Goal: Scan the entries below for the word "title". Copy each line that has it.

:: Data for this task ::

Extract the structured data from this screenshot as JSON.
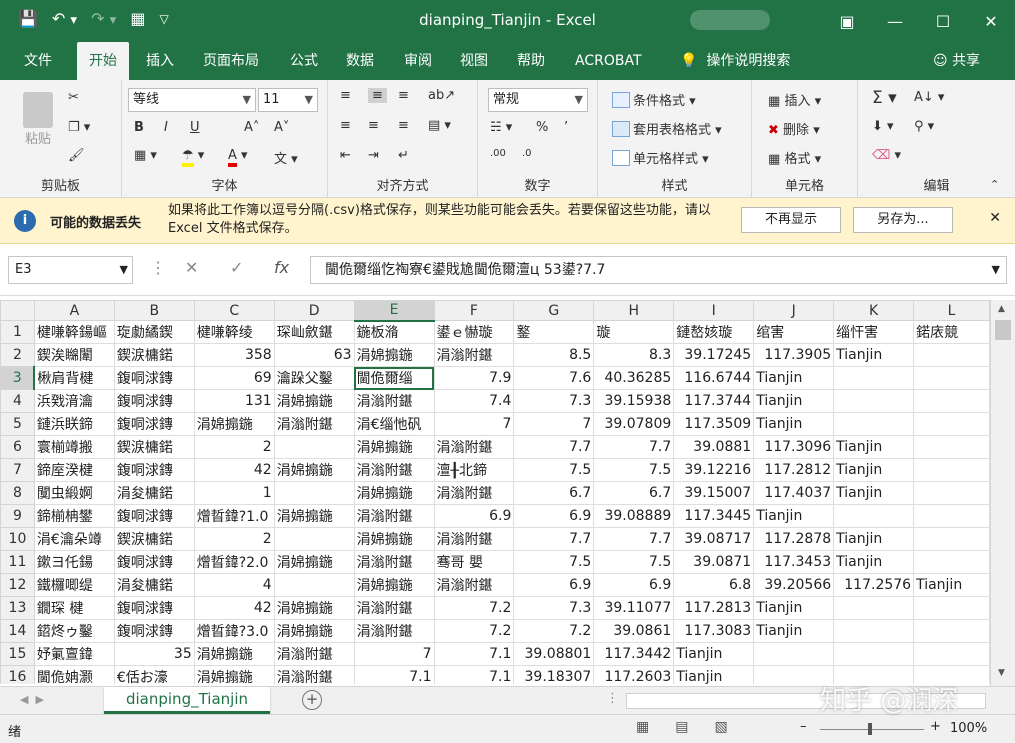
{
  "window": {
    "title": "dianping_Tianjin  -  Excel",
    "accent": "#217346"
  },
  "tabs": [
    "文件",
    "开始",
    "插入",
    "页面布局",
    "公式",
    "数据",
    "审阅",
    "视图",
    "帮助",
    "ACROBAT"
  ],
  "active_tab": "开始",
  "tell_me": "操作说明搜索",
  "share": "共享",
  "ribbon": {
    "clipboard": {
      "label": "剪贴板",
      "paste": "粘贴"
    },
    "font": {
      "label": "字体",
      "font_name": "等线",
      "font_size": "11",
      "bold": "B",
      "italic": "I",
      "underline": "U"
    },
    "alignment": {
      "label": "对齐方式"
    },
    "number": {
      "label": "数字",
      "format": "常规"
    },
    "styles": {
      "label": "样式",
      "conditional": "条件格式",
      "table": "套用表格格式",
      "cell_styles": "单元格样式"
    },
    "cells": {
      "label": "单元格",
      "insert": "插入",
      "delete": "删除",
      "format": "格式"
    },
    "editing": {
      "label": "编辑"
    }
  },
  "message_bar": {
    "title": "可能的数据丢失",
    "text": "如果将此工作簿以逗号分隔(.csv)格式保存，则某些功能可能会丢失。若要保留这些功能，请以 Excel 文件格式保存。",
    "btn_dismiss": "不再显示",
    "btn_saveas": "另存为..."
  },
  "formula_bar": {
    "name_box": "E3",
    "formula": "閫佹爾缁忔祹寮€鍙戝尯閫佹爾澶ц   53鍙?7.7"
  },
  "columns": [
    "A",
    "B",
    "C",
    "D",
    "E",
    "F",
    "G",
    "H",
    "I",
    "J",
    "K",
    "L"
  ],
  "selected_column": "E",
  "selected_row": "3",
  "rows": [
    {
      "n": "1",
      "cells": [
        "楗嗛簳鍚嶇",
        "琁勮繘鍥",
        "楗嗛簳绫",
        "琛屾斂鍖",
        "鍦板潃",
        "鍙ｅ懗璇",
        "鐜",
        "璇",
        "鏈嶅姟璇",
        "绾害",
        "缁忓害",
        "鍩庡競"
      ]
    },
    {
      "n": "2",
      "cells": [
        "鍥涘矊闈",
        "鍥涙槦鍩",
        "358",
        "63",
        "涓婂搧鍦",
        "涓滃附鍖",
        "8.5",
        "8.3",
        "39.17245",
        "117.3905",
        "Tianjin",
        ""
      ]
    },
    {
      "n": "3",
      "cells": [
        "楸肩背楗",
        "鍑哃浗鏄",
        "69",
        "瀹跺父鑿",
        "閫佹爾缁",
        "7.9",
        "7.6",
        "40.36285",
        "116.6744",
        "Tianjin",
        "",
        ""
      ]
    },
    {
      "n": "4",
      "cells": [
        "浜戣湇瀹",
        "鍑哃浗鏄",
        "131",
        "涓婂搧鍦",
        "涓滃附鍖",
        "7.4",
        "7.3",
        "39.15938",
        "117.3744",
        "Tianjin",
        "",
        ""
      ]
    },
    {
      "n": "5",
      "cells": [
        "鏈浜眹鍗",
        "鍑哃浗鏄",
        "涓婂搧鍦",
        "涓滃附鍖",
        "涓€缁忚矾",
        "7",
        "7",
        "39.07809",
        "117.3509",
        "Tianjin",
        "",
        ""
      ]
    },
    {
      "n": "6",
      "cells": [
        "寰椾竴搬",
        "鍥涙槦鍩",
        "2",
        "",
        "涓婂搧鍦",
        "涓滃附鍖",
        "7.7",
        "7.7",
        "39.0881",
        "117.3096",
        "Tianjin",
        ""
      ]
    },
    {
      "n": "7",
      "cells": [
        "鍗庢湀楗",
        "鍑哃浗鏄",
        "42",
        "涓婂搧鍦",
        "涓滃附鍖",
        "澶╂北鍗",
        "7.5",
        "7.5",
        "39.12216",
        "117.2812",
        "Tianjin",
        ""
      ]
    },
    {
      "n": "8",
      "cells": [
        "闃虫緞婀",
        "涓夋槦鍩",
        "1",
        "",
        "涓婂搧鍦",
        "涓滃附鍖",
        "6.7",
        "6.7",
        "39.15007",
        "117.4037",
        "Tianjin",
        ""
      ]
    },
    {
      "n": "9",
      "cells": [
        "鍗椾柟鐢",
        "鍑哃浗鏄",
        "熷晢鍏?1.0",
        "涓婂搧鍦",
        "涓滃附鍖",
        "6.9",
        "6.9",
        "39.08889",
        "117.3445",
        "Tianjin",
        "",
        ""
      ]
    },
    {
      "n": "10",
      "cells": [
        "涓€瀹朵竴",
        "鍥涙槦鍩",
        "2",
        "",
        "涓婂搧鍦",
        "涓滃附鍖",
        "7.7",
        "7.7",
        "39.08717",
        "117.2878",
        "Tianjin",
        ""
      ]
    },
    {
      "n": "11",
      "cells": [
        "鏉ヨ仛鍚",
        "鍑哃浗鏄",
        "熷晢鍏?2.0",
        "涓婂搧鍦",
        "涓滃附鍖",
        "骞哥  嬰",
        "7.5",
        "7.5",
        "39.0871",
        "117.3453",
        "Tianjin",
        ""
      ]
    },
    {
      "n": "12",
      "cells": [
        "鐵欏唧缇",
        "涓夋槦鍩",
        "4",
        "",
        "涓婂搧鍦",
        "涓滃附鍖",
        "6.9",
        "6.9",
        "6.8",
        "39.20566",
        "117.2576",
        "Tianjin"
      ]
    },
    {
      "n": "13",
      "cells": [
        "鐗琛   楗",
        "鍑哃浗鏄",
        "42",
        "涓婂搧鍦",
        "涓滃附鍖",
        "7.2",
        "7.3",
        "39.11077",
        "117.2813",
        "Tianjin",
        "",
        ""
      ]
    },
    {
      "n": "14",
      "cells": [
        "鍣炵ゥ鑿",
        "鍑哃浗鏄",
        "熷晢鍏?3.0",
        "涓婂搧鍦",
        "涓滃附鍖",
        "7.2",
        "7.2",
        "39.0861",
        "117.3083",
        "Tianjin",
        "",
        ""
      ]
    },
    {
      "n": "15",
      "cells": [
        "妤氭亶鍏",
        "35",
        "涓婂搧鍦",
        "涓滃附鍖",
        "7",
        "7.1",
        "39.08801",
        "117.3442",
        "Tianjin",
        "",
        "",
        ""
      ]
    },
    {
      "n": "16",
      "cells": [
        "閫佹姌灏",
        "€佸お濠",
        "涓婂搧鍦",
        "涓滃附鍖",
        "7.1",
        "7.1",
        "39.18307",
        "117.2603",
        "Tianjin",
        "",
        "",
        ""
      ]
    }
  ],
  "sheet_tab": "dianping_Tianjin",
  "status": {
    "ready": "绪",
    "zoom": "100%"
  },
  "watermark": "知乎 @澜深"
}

:::

The result:
    "title": "dianping_Tianjin  -  Excel",
    "title": "可能的数据丢失",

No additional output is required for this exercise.